WHAT YOU WILL DO
Show each line of the records below where the word "substrate" occurs.

Dataset records
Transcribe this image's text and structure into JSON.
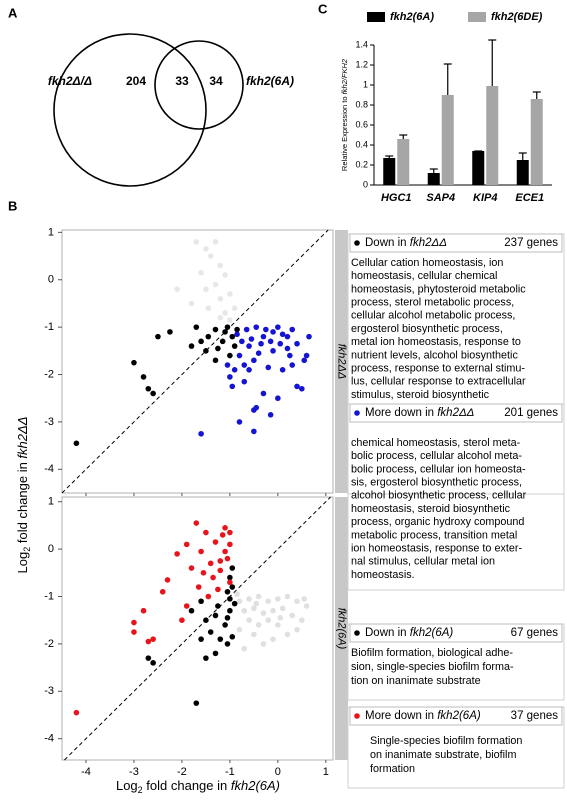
{
  "panel_labels": [
    "A",
    "B",
    "C"
  ],
  "venn": {
    "sets": [
      "fkh2Δ/Δ",
      "fkh2(6A)"
    ],
    "counts": [
      204,
      33,
      34
    ]
  },
  "chart_data": [
    {
      "type": "bar",
      "ylabel": {
        "text": "Relative Expression to ",
        "italic": "fkh2/FKH2"
      },
      "categories": [
        "HGC1",
        "SAP4",
        "KIP4",
        "ECE1"
      ],
      "series": [
        {
          "name": "fkh2(6A)",
          "color": "#000000",
          "values": [
            0.27,
            0.12,
            0.34,
            0.25
          ],
          "errors": [
            0.02,
            0.04,
            0,
            0.07
          ]
        },
        {
          "name": "fkh2(6DE)",
          "color": "#a6a6a6",
          "values": [
            0.46,
            0.9,
            0.99,
            0.86
          ],
          "errors": [
            0.04,
            0.31,
            0.46,
            0.07
          ]
        }
      ],
      "ylim": [
        0,
        1.5
      ],
      "yticks": [
        0,
        0.2,
        0.4,
        0.6,
        0.8,
        1,
        1.2,
        1.4
      ]
    },
    {
      "type": "scatter",
      "facet": "fkh2ΔΔ",
      "ylabel": {
        "text": "Log",
        "sub": "2",
        "rest": " fold change in ",
        "italic": "fkh2ΔΔ"
      },
      "xlim": [
        -4.5,
        1.15
      ],
      "ylim": [
        -4.5,
        1.05
      ],
      "yticks": [
        -4,
        -3,
        -2,
        -1,
        0,
        1
      ],
      "series": [
        {
          "color": "#bbbbbb",
          "opacity": 0.35,
          "x": [
            -1.5,
            -1.6,
            -1.4,
            -1.2,
            -1.3,
            -1.1,
            -1.0,
            -1.2,
            -1.5,
            -1.7,
            -2.1,
            -1.8,
            -1.2,
            -1.45,
            -1.0,
            -0.9,
            -1.3,
            -1.1
          ],
          "y": [
            -0.2,
            0.15,
            0.5,
            -0.4,
            0.8,
            -0.7,
            -0.3,
            -0.8,
            0.65,
            0.8,
            -0.2,
            -0.5,
            0.3,
            -0.6,
            -0.85,
            -0.6,
            -0.1,
            0.1
          ]
        },
        {
          "color": "#000000",
          "opacity": 1,
          "x": [
            -4.2,
            -3.0,
            -2.8,
            -2.7,
            -2.6,
            -2.5,
            -2.25,
            -1.8,
            -1.7,
            -1.6,
            -1.5,
            -1.45,
            -1.3,
            -1.25,
            -1.15,
            -1.1,
            -1.0,
            -0.95,
            -0.9,
            -1.3,
            -0.85,
            -1.05
          ],
          "y": [
            -3.45,
            -1.75,
            -2.05,
            -2.3,
            -2.4,
            -1.2,
            -1.1,
            -1.4,
            -1.0,
            -1.3,
            -1.5,
            -1.2,
            -1.05,
            -1.45,
            -1.3,
            -1.1,
            -1.6,
            -1.2,
            -1.4,
            -1.7,
            -1.05,
            -1.0
          ]
        },
        {
          "color": "#1414d2",
          "opacity": 1,
          "x": [
            -1.6,
            -0.8,
            -0.5,
            -0.15,
            -0.45,
            -0.5,
            -0.95,
            -0.7,
            -0.3,
            0.4,
            0.5,
            0.0,
            -0.6,
            -0.2,
            0.1,
            0.3,
            0.55,
            0.6,
            -0.8,
            -0.4,
            -0.1,
            0.2,
            0.4,
            0.65,
            -0.75,
            -0.55,
            -0.3,
            -0.1,
            0.1,
            0.3,
            -0.65,
            -0.45,
            -0.25,
            0.0,
            0.2,
            -0.85,
            -0.6,
            -0.35,
            -0.15,
            0.05,
            -0.5,
            -0.7,
            0.25,
            -0.9,
            -1.05,
            -1.0
          ],
          "y": [
            -3.25,
            -3.0,
            -3.2,
            -2.85,
            -2.7,
            -2.75,
            -2.25,
            -2.15,
            -2.4,
            -2.25,
            -2.3,
            -2.5,
            -1.9,
            -1.85,
            -1.9,
            -1.8,
            -1.7,
            -1.6,
            -1.6,
            -1.55,
            -1.5,
            -1.45,
            -1.35,
            -1.2,
            -1.3,
            -1.25,
            -1.2,
            -1.1,
            -1.15,
            -1.05,
            -1.05,
            -1.0,
            -1.05,
            -1.0,
            -1.2,
            -1.15,
            -1.4,
            -1.35,
            -1.3,
            -1.35,
            -1.7,
            -1.8,
            -1.6,
            -1.9,
            -1.8,
            -2.05
          ]
        }
      ]
    },
    {
      "type": "scatter",
      "facet": "fkh2(6A)",
      "xlabel": {
        "text": "Log",
        "sub": "2",
        "rest": " fold change in ",
        "italic": "fkh2(6A)"
      },
      "xlim": [
        -4.5,
        1.15
      ],
      "ylim": [
        -4.45,
        1.1
      ],
      "xticks": [
        -4,
        -3,
        -2,
        -1,
        0,
        1
      ],
      "yticks": [
        -4,
        -3,
        -2,
        -1,
        0,
        1
      ],
      "series": [
        {
          "color": "#999999",
          "opacity": 0.3,
          "x": [
            -0.8,
            -0.6,
            -0.4,
            -0.2,
            0.0,
            0.2,
            0.4,
            0.6,
            -0.7,
            -0.5,
            -0.3,
            -0.1,
            0.1,
            0.3,
            -0.6,
            -0.4,
            -0.2,
            0.0,
            0.5,
            -0.8,
            -0.5,
            -0.3,
            0.2,
            -0.7,
            -0.1,
            0.4,
            -0.85,
            -0.45,
            0.05,
            0.55
          ],
          "y": [
            -1.1,
            -1.05,
            -1.0,
            -1.1,
            -1.05,
            -1.0,
            -1.1,
            -1.2,
            -1.3,
            -1.25,
            -1.35,
            -1.3,
            -1.25,
            -1.4,
            -1.5,
            -1.6,
            -1.5,
            -1.6,
            -1.5,
            -1.7,
            -1.8,
            -2.0,
            -1.8,
            -2.1,
            -1.9,
            -1.7,
            -0.95,
            -1.15,
            -1.45,
            -1.05
          ]
        },
        {
          "color": "#000000",
          "opacity": 1,
          "x": [
            -2.7,
            -2.6,
            -1.7,
            -1.5,
            -1.3,
            -1.6,
            -1.4,
            -1.2,
            -1.05,
            -0.95,
            -1.5,
            -1.3,
            -1.1,
            -1.0,
            -1.25,
            -1.0,
            -0.95,
            -1.0,
            -0.95,
            -1.05,
            -1.6,
            -1.8,
            -1.05,
            -0.9
          ],
          "y": [
            -2.3,
            -2.4,
            -3.25,
            -2.3,
            -2.2,
            -1.9,
            -1.75,
            -1.9,
            -2.0,
            -1.85,
            -1.5,
            -1.4,
            -1.6,
            -1.3,
            -1.2,
            -1.05,
            -0.8,
            -0.6,
            -0.4,
            -0.9,
            -1.1,
            -1.3,
            -1.45,
            -1.15
          ]
        },
        {
          "color": "#e8141c",
          "opacity": 1,
          "x": [
            -4.2,
            -3.0,
            -3.0,
            -2.8,
            -2.6,
            -2.4,
            -2.3,
            -2.1,
            -2.0,
            -1.9,
            -1.8,
            -1.7,
            -1.65,
            -1.6,
            -1.55,
            -1.5,
            -1.45,
            -1.4,
            -1.35,
            -1.3,
            -1.25,
            -1.2,
            -1.15,
            -1.1,
            -1.05,
            -1.0,
            -1.0,
            -1.0,
            -1.1,
            -1.2,
            -2.7,
            -1.9
          ],
          "y": [
            -3.45,
            -1.75,
            -1.55,
            -1.3,
            -1.9,
            -0.9,
            -0.65,
            -0.1,
            -1.5,
            0.1,
            -0.4,
            0.55,
            -0.8,
            -0.05,
            -0.5,
            0.35,
            -1.0,
            -0.3,
            -0.6,
            0.15,
            -0.85,
            -0.45,
            0.3,
            0.45,
            -0.2,
            0.1,
            0.35,
            -0.7,
            -0.05,
            -0.25,
            -1.95,
            -1.2
          ]
        }
      ]
    }
  ],
  "gene_sets": [
    {
      "color": "#000000",
      "label": "Down in ",
      "gene": "fkh2ΔΔ",
      "count": "237 genes",
      "terms": [
        "Cellular cation homeostasis, ion",
        "homeostasis, cellular chemical",
        "homeostasis, phytosteroid metabolic",
        "process, sterol metabolic process,",
        "cellular alcohol metabolic process,",
        "ergosterol biosynthetic process,",
        "metal ion homeostasis, response to",
        "nutrient levels, alcohol biosynthetic",
        "process, response to external stimu-",
        "lus, cellular response to extracellular",
        "stimulus, steroid biosynthetic"
      ]
    },
    {
      "color": "#1414d2",
      "label": "More down in ",
      "gene": "fkh2ΔΔ",
      "count": "201 genes",
      "terms": [
        "chemical homeostasis, sterol meta-",
        "bolic process, cellular alcohol meta-",
        "bolic process, cellular ion homeosta-",
        "sis, ergosterol biosynthetic process,",
        "alcohol biosynthetic process, cellular",
        "homeostasis, steroid biosynthetic",
        "process, organic hydroxy compound",
        "metabolic process, transition metal",
        "ion homeostasis, response to exter-",
        "nal stimulus, cellular metal ion",
        "homeostasis."
      ]
    },
    {
      "color": "#000000",
      "label": "Down in ",
      "gene": "fkh2(6A)",
      "count": "67 genes",
      "terms": [
        "Biofilm formation, biological adhe-",
        "sion, single-species biofilm forma-",
        "tion on inanimate substrate"
      ]
    },
    {
      "color": "#e8141c",
      "label": "More down in ",
      "gene": "fkh2(6A)",
      "count": "37 genes",
      "terms": [
        "Single-species biofilm formation",
        "on inanimate substrate, biofilm",
        "formation"
      ]
    }
  ]
}
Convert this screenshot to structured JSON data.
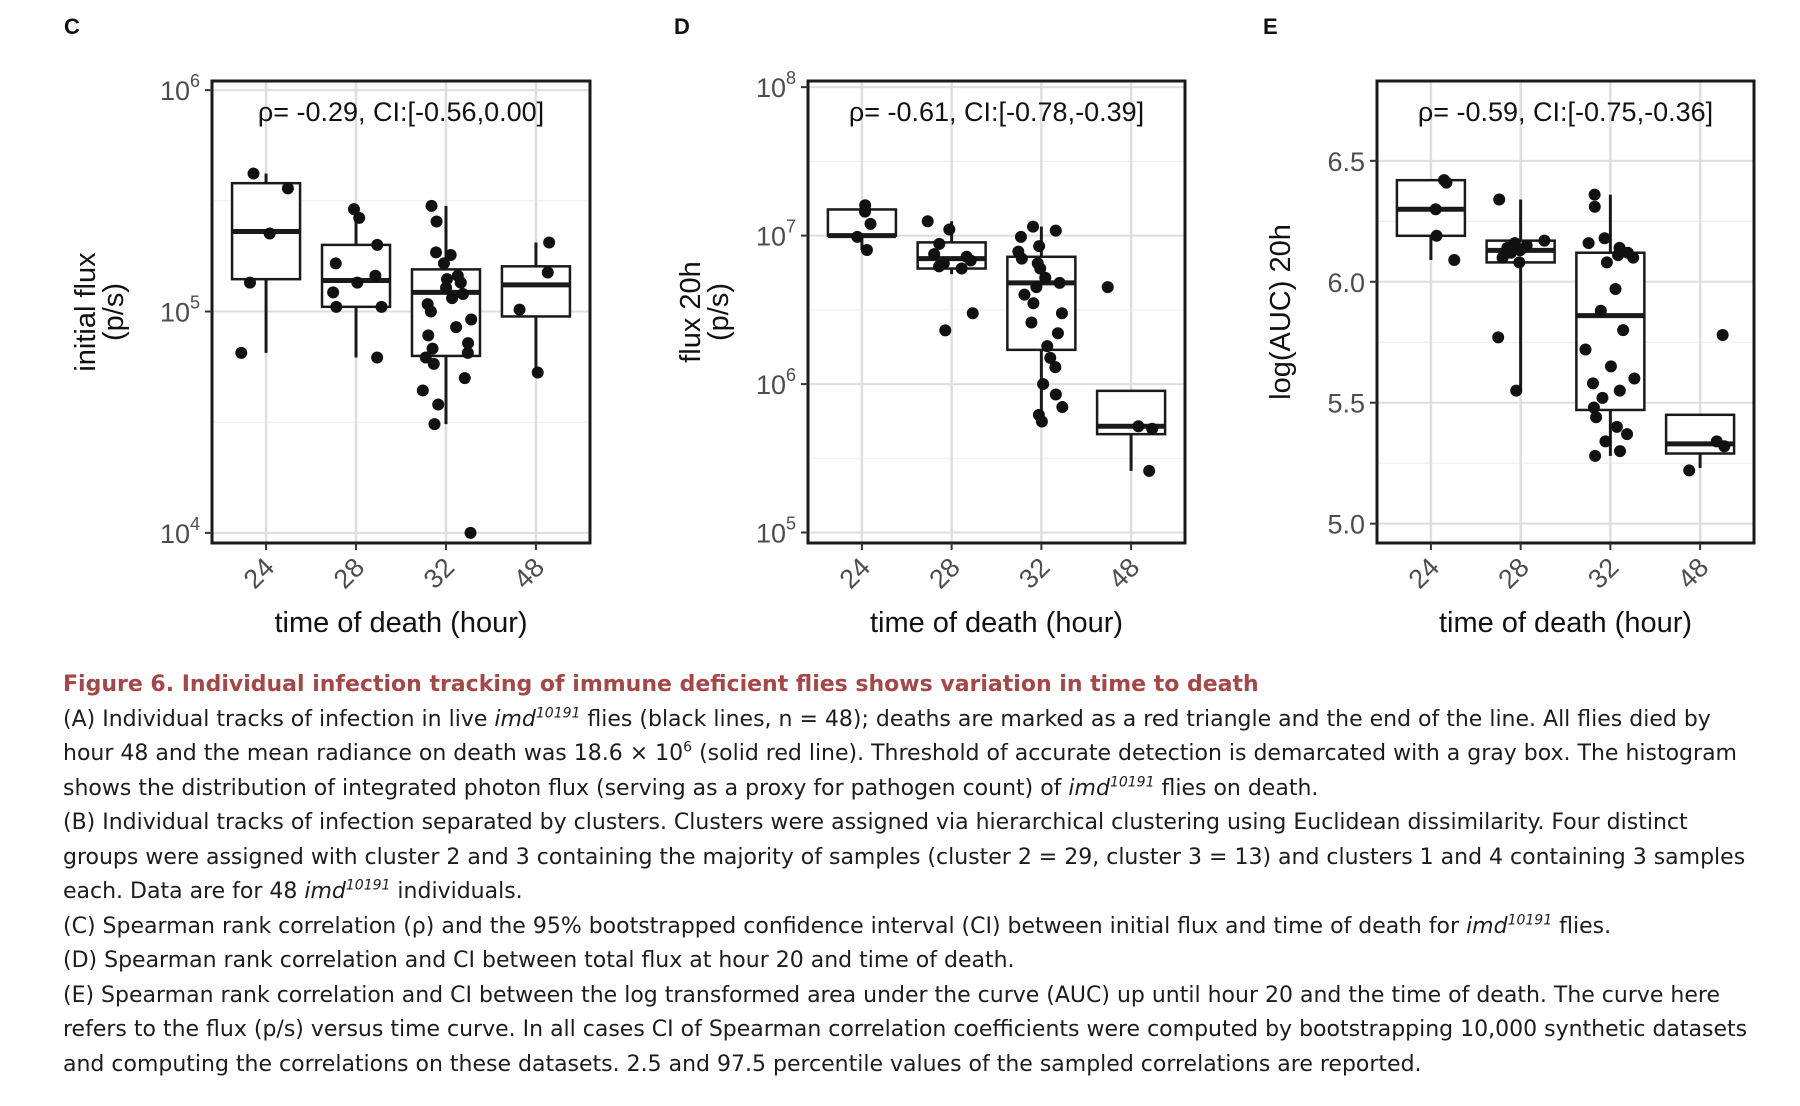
{
  "panels": [
    {
      "letter": "C",
      "annotation": "ρ= -0.29, CI:[-0.56,0.00]",
      "ylabel": [
        "initial flux",
        "(p/s)"
      ],
      "xlabel": "time of death (hour)"
    },
    {
      "letter": "D",
      "annotation": "ρ= -0.61, CI:[-0.78,-0.39]",
      "ylabel": [
        "flux 20h",
        "(p/s)"
      ],
      "xlabel": "time of death (hour)"
    },
    {
      "letter": "E",
      "annotation": "ρ= -0.59, CI:[-0.75,-0.36]",
      "ylabel": [
        "log(AUC) 20h"
      ],
      "xlabel": "time of death (hour)"
    }
  ],
  "chart_data": [
    {
      "type": "box",
      "panel": "C",
      "title": "ρ= -0.29, CI:[-0.56,0.00]",
      "xlabel": "time of death (hour)",
      "ylabel": "initial flux (p/s)",
      "categories": [
        "24",
        "28",
        "32",
        "48"
      ],
      "yscale": "log10",
      "ylim": [
        9000,
        1100000
      ],
      "yticks": [
        {
          "value": 10000,
          "base": "10",
          "exp": "4"
        },
        {
          "value": 100000,
          "base": "10",
          "exp": "5"
        },
        {
          "value": 1000000,
          "base": "10",
          "exp": "6"
        }
      ],
      "boxes": [
        {
          "category": "24",
          "q1": 140000,
          "median": 230000,
          "q3": 380000,
          "whislo": 65000,
          "whishi": 420000
        },
        {
          "category": "28",
          "q1": 105000,
          "median": 138000,
          "q3": 200000,
          "whislo": 62000,
          "whishi": 290000
        },
        {
          "category": "32",
          "q1": 63000,
          "median": 122000,
          "q3": 155000,
          "whislo": 31000,
          "whishi": 300000
        },
        {
          "category": "48",
          "q1": 95000,
          "median": 132000,
          "q3": 160000,
          "whislo": 53000,
          "whishi": 205000
        }
      ],
      "points": [
        {
          "category": "24",
          "values": [
            420000,
            360000,
            225000,
            135000,
            65000
          ]
        },
        {
          "category": "28",
          "values": [
            290000,
            265000,
            200000,
            165000,
            145000,
            135000,
            122000,
            105000,
            105000,
            62000
          ]
        },
        {
          "category": "32",
          "values": [
            300000,
            255000,
            185000,
            180000,
            165000,
            145000,
            140000,
            135000,
            128000,
            120000,
            115000,
            108000,
            100000,
            92000,
            85000,
            78000,
            72000,
            68000,
            65000,
            62000,
            58000,
            50000,
            44000,
            38000,
            31000,
            10000
          ]
        },
        {
          "category": "48",
          "values": [
            205000,
            150000,
            102000,
            53000
          ]
        }
      ]
    },
    {
      "type": "box",
      "panel": "D",
      "title": "ρ= -0.61, CI:[-0.78,-0.39]",
      "xlabel": "time of death (hour)",
      "ylabel": "flux 20h (p/s)",
      "categories": [
        "24",
        "28",
        "32",
        "48"
      ],
      "yscale": "log10",
      "ylim": [
        85000,
        110000000
      ],
      "yticks": [
        {
          "value": 100000,
          "base": "10",
          "exp": "5"
        },
        {
          "value": 1000000,
          "base": "10",
          "exp": "6"
        },
        {
          "value": 10000000,
          "base": "10",
          "exp": "7"
        },
        {
          "value": 100000000,
          "base": "10",
          "exp": "8"
        }
      ],
      "boxes": [
        {
          "category": "24",
          "q1": 10000000,
          "median": 10000000,
          "q3": 15000000,
          "whislo": 8000000,
          "whishi": 16000000
        },
        {
          "category": "28",
          "q1": 6000000,
          "median": 7000000,
          "q3": 9000000,
          "whislo": 5500000,
          "whishi": 12500000
        },
        {
          "category": "32",
          "q1": 1700000,
          "median": 4800000,
          "q3": 7200000,
          "whislo": 520000,
          "whishi": 11500000
        },
        {
          "category": "48",
          "q1": 460000,
          "median": 520000,
          "q3": 900000,
          "whislo": 260000,
          "whishi": 900000
        }
      ],
      "points": [
        {
          "category": "24",
          "values": [
            16000000,
            14500000,
            12000000,
            9800000,
            8000000
          ]
        },
        {
          "category": "28",
          "values": [
            12500000,
            11000000,
            8800000,
            7500000,
            7200000,
            6800000,
            6500000,
            6200000,
            6000000,
            3000000,
            2300000
          ]
        },
        {
          "category": "32",
          "values": [
            11500000,
            10800000,
            9800000,
            8500000,
            7800000,
            7000000,
            6500000,
            6000000,
            5200000,
            4800000,
            4500000,
            4000000,
            3500000,
            3000000,
            2600000,
            2200000,
            1800000,
            1500000,
            1300000,
            1000000,
            850000,
            700000,
            620000,
            560000
          ]
        },
        {
          "category": "48",
          "values": [
            4500000,
            520000,
            500000,
            260000
          ]
        }
      ]
    },
    {
      "type": "box",
      "panel": "E",
      "title": "ρ= -0.59, CI:[-0.75,-0.36]",
      "xlabel": "time of death (hour)",
      "ylabel": "log(AUC) 20h",
      "categories": [
        "24",
        "28",
        "32",
        "48"
      ],
      "yscale": "linear",
      "ylim": [
        4.92,
        6.83
      ],
      "yticks": [
        {
          "value": 5.0,
          "label": "5.0"
        },
        {
          "value": 5.5,
          "label": "5.5"
        },
        {
          "value": 6.0,
          "label": "6.0"
        },
        {
          "value": 6.5,
          "label": "6.5"
        }
      ],
      "boxes": [
        {
          "category": "24",
          "q1": 6.19,
          "median": 6.3,
          "q3": 6.42,
          "whislo": 6.09,
          "whishi": 6.42
        },
        {
          "category": "28",
          "q1": 6.08,
          "median": 6.13,
          "q3": 6.17,
          "whislo": 5.55,
          "whishi": 6.34
        },
        {
          "category": "32",
          "q1": 5.47,
          "median": 5.86,
          "q3": 6.12,
          "whislo": 5.28,
          "whishi": 6.36
        },
        {
          "category": "48",
          "q1": 5.29,
          "median": 5.33,
          "q3": 5.45,
          "whislo": 5.23,
          "whishi": 5.45
        }
      ],
      "points": [
        {
          "category": "24",
          "values": [
            6.42,
            6.41,
            6.3,
            6.19,
            6.09
          ]
        },
        {
          "category": "28",
          "values": [
            6.34,
            6.17,
            6.16,
            6.15,
            6.14,
            6.13,
            6.12,
            6.1,
            6.08,
            5.77,
            5.55
          ]
        },
        {
          "category": "32",
          "values": [
            6.36,
            6.31,
            6.18,
            6.16,
            6.14,
            6.12,
            6.11,
            6.1,
            6.08,
            5.97,
            5.88,
            5.8,
            5.72,
            5.65,
            5.6,
            5.58,
            5.55,
            5.52,
            5.48,
            5.44,
            5.4,
            5.37,
            5.34,
            5.3,
            5.28
          ]
        },
        {
          "category": "48",
          "values": [
            5.78,
            5.34,
            5.32,
            5.22
          ]
        }
      ]
    }
  ],
  "caption": {
    "title": "Figure 6.  Individual infection tracking of immune deficient flies shows variation in time to death",
    "a": {
      "t1": "(A) Individual tracks of infection in live ",
      "imd": "imd",
      "sup": "10191",
      "t2": " flies (black lines, n = 48); deaths are marked as a red triangle and the end of the line. All flies died by hour 48 and the mean radiance on death was 18.6 × 10",
      "exp": "6",
      "t3": " (solid red line). Threshold of accurate detection is demarcated with a gray box. The histogram shows the distribution of integrated photon flux (serving as a proxy for pathogen count) of ",
      "t4": " flies on death."
    },
    "b": {
      "t1": "(B) Individual tracks of infection separated by clusters. Clusters were assigned via hierarchical clustering using Euclidean dissimilarity. Four distinct groups were assigned with cluster 2 and 3 containing the majority of samples (cluster 2 = 29, cluster 3 = 13) and clusters 1 and 4 containing 3 samples each. Data are for 48 ",
      "t2": " individuals."
    },
    "c": {
      "t1": "(C) Spearman rank correlation (ρ) and the 95% bootstrapped confidence interval (CI) between initial flux and time of death for ",
      "t2": " flies."
    },
    "d": "(D) Spearman rank correlation and CI between total flux at hour 20 and time of death.",
    "e": "(E) Spearman rank correlation and CI between the log transformed area under the curve (AUC) up until hour 20 and the time of death. The curve here refers to the flux (p/s) versus time curve. In all cases CI of Spearman correlation coefficients were computed by bootstrapping 10,000 synthetic datasets and computing the correlations on these datasets. 2.5 and 97.5 percentile values of the sampled correlations are reported."
  }
}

EXERCISE ANSWER
        "tion on inanimate substrate"
        "on inanimate substrate, biofilm",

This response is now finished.